## Problem details
Tally up the lines that include "Check" and state that number by itself.

Dataset entries
[start]
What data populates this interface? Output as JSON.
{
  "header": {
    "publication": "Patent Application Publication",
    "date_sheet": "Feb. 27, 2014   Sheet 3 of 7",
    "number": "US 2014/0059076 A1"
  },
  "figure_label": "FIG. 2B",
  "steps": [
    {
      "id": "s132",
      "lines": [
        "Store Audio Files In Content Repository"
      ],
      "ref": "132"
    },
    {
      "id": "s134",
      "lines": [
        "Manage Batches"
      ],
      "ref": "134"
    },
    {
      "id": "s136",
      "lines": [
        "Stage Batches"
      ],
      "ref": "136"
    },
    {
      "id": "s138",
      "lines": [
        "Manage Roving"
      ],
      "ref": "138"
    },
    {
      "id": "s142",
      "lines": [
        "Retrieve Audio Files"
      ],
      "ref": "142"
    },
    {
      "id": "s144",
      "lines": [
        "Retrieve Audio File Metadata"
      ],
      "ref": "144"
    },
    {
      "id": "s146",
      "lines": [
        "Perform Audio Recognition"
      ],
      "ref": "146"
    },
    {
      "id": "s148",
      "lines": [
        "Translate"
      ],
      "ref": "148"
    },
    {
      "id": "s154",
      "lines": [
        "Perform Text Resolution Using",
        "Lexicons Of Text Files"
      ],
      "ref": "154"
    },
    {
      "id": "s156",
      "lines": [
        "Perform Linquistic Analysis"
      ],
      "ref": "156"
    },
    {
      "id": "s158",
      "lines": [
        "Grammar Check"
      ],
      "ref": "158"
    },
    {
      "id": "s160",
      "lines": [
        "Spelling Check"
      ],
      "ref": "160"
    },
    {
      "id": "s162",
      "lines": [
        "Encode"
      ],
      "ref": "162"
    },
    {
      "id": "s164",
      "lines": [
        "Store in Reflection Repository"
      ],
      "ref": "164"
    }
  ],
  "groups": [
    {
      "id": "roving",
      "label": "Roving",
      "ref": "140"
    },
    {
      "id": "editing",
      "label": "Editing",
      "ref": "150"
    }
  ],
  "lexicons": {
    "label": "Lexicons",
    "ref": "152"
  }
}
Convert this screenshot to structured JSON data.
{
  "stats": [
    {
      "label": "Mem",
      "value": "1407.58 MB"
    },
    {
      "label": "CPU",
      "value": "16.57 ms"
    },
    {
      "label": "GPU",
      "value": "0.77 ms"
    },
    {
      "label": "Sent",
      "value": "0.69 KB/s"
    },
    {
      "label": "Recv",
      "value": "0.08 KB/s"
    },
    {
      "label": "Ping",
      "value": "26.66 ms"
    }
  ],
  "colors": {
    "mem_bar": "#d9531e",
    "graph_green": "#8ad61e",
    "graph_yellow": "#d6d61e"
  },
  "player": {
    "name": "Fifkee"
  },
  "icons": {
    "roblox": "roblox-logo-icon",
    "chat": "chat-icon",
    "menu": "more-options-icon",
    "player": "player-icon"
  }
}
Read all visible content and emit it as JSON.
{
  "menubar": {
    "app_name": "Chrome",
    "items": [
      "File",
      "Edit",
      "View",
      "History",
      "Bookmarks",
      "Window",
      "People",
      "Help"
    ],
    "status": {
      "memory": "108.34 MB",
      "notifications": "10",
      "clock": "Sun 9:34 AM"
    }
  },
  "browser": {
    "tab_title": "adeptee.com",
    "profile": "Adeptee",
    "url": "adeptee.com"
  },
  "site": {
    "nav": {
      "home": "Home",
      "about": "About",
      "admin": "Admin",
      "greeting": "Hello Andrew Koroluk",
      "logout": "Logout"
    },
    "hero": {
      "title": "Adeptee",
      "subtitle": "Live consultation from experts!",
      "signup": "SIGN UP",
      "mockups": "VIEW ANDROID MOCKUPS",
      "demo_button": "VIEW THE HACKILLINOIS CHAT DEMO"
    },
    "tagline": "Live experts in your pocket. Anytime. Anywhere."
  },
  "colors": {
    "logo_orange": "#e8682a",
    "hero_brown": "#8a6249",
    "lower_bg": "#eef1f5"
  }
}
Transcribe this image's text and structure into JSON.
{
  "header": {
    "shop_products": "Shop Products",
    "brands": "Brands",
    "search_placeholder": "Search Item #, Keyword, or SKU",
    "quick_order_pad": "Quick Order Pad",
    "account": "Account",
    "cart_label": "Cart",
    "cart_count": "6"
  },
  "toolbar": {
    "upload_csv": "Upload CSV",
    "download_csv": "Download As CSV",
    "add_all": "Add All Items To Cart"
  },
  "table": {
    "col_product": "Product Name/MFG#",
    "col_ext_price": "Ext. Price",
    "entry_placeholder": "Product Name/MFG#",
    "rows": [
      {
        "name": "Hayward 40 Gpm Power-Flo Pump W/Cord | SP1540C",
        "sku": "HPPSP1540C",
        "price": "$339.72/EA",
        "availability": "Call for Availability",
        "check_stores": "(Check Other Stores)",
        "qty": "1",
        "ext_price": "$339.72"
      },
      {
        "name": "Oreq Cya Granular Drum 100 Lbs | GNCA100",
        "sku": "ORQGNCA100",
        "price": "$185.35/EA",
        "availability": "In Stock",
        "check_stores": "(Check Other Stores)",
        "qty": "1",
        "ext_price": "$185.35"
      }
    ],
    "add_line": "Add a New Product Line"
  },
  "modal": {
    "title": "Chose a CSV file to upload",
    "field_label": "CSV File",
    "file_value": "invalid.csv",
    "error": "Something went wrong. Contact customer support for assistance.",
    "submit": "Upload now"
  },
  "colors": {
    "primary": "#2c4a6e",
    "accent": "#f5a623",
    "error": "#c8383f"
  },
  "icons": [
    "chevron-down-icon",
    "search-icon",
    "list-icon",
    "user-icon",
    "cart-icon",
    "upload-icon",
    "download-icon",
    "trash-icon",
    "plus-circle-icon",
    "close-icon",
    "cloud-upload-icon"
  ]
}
[end]
## Response for this exercise
4